• Task requirements: In your copy, leave out the pictures; write out all the data exactly.

• Data records:
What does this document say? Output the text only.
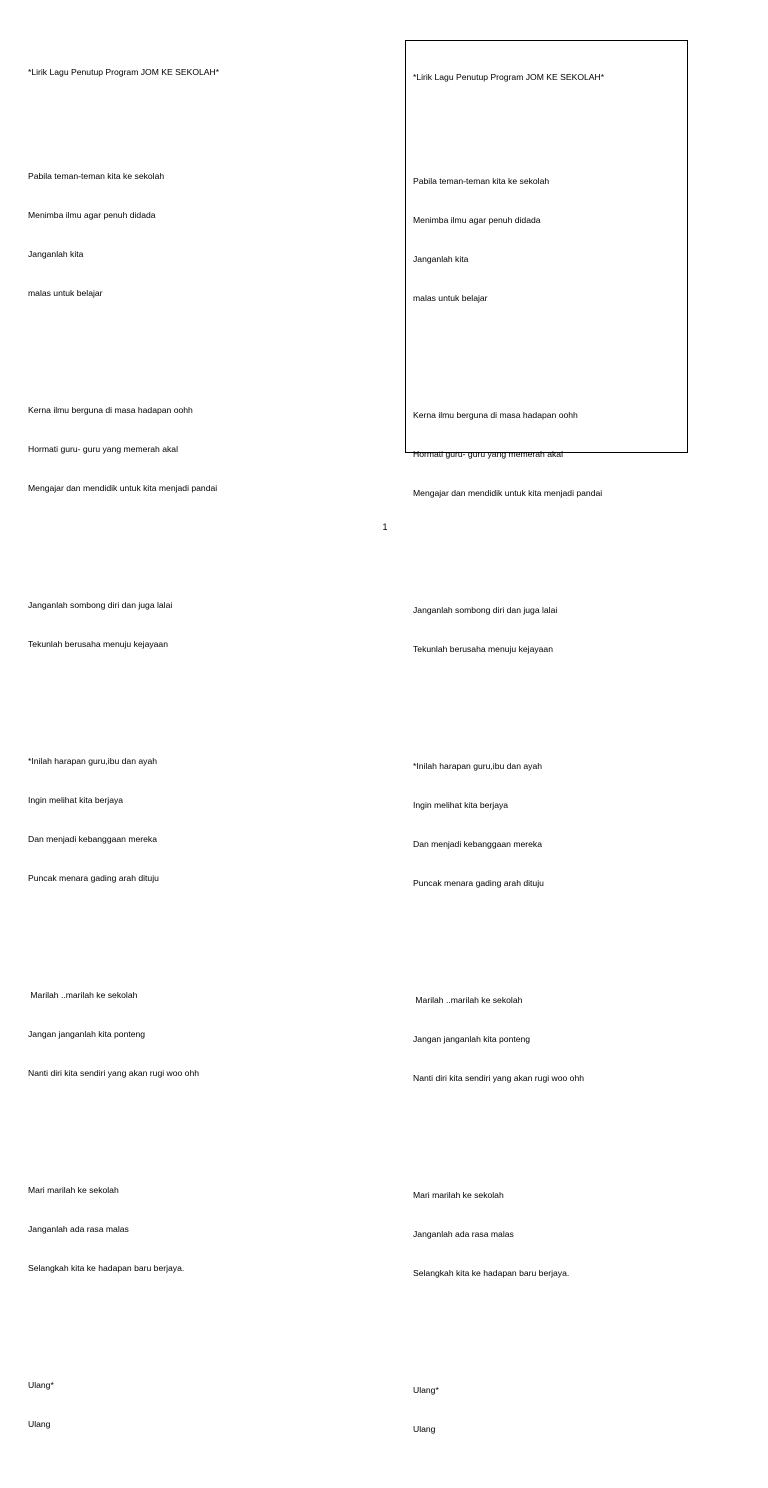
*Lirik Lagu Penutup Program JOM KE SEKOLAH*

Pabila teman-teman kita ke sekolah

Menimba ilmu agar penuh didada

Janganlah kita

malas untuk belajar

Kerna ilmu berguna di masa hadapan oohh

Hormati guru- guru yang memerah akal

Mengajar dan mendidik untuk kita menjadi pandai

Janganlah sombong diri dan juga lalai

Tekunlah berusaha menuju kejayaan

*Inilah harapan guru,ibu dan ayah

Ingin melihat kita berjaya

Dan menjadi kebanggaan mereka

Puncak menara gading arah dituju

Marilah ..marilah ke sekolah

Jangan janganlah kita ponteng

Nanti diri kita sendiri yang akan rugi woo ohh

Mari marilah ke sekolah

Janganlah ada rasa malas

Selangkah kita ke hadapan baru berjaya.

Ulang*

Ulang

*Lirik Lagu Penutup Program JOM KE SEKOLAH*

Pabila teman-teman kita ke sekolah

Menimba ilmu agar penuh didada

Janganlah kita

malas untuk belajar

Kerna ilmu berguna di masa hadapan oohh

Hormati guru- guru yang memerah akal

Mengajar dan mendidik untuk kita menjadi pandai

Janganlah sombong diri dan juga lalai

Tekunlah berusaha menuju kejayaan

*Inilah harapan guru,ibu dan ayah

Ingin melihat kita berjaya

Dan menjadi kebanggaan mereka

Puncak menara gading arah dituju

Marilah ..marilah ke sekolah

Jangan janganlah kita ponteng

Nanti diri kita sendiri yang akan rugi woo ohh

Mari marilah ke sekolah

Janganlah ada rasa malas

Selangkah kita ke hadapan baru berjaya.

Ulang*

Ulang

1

• Correct answer:
What does this document say? Output the text only.
*Lirik Lagu Penutup Program JOM KE SEKOLAH*

Pabila teman-teman kita ke sekolah

Menimba ilmu agar penuh didada

Janganlah kita

malas untuk belajar

Kerna ilmu berguna di masa hadapan oohh

Hormati guru- guru yang memerah akal

Mengajar dan mendidik untuk kita menjadi pandai

Janganlah sombong diri dan juga lalai

Tekunlah berusaha menuju kejayaan

*Inilah harapan guru,ibu dan ayah

Ingin melihat kita berjaya

Dan menjadi kebanggaan mereka

Puncak menara gading arah dituju

Marilah ..marilah ke sekolah

Jangan janganlah kita ponteng

Nanti diri kita sendiri yang akan rugi woo ohh

Mari marilah ke sekolah

Janganlah ada rasa malas

Selangkah kita ke hadapan baru berjaya.

Ulang*

Ulang

*Lirik Lagu Penutup Program JOM KE SEKOLAH*

Pabila teman-teman kita ke sekolah

Menimba ilmu agar penuh didada

Janganlah kita

malas untuk belajar

Kerna ilmu berguna di masa hadapan oohh

Hormati guru- guru yang memerah akal

Mengajar dan mendidik untuk kita menjadi pandai

Janganlah sombong diri dan juga lalai

Tekunlah berusaha menuju kejayaan

*Inilah harapan guru,ibu dan ayah

Ingin melihat kita berjaya

Dan menjadi kebanggaan mereka

Puncak menara gading arah dituju

Marilah ..marilah ke sekolah

Jangan janganlah kita ponteng

Nanti diri kita sendiri yang akan rugi woo ohh

Mari marilah ke sekolah

Janganlah ada rasa malas

Selangkah kita ke hadapan baru berjaya.

Ulang*

Ulang

1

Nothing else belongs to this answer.